DATA EXTRACT:
::::::::::
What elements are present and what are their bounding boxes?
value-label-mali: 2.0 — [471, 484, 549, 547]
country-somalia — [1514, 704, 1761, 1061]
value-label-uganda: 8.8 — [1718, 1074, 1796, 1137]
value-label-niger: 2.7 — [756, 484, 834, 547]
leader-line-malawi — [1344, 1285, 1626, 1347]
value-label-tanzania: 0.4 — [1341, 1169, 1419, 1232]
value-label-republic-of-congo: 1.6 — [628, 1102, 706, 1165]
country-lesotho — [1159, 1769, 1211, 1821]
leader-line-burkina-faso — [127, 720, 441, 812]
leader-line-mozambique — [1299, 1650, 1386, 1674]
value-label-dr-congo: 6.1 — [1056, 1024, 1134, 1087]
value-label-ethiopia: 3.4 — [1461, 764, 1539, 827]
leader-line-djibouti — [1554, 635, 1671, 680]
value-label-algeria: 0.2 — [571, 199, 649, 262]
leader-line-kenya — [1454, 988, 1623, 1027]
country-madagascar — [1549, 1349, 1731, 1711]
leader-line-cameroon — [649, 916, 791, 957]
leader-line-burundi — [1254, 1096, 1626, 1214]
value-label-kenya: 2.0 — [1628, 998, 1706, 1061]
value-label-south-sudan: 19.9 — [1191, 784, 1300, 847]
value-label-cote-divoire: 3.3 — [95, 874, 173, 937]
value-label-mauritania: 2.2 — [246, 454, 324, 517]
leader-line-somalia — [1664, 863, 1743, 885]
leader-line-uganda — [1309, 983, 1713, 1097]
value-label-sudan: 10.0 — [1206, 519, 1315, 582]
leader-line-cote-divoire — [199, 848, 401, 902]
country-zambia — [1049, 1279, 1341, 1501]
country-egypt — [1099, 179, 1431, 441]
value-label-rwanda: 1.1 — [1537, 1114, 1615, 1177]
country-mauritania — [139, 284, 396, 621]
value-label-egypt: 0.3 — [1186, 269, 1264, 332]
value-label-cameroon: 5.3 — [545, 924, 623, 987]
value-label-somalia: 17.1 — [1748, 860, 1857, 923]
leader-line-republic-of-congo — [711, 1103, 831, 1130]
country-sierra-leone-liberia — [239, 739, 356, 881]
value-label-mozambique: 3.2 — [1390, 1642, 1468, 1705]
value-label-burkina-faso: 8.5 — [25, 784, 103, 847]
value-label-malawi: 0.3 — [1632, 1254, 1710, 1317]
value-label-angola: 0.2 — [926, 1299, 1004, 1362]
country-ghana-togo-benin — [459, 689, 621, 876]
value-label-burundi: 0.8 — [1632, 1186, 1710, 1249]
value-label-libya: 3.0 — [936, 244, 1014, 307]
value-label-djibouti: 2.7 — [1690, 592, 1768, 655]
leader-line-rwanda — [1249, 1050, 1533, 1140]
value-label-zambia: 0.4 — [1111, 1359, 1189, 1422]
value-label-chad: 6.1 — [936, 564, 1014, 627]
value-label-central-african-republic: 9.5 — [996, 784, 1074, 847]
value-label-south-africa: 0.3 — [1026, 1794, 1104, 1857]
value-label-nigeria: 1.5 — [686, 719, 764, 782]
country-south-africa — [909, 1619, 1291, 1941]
::::::::::
Please reproduce the lines word for word, starting with the first one and going on through the line with "leader-line-somalia — [1664, 863, 1743, 885]", including both.

ANSWER FOR THIS EXERCISE:
What elements are present and what are their bounding boxes?
value-label-mali: 2.0 — [471, 484, 549, 547]
country-somalia — [1514, 704, 1761, 1061]
value-label-uganda: 8.8 — [1718, 1074, 1796, 1137]
value-label-niger: 2.7 — [756, 484, 834, 547]
leader-line-malawi — [1344, 1285, 1626, 1347]
value-label-tanzania: 0.4 — [1341, 1169, 1419, 1232]
value-label-republic-of-congo: 1.6 — [628, 1102, 706, 1165]
country-lesotho — [1159, 1769, 1211, 1821]
leader-line-burkina-faso — [127, 720, 441, 812]
leader-line-mozambique — [1299, 1650, 1386, 1674]
value-label-dr-congo: 6.1 — [1056, 1024, 1134, 1087]
value-label-ethiopia: 3.4 — [1461, 764, 1539, 827]
leader-line-djibouti — [1554, 635, 1671, 680]
value-label-algeria: 0.2 — [571, 199, 649, 262]
leader-line-kenya — [1454, 988, 1623, 1027]
country-madagascar — [1549, 1349, 1731, 1711]
leader-line-cameroon — [649, 916, 791, 957]
leader-line-burundi — [1254, 1096, 1626, 1214]
value-label-kenya: 2.0 — [1628, 998, 1706, 1061]
value-label-south-sudan: 19.9 — [1191, 784, 1300, 847]
value-label-cote-divoire: 3.3 — [95, 874, 173, 937]
value-label-mauritania: 2.2 — [246, 454, 324, 517]
leader-line-somalia — [1664, 863, 1743, 885]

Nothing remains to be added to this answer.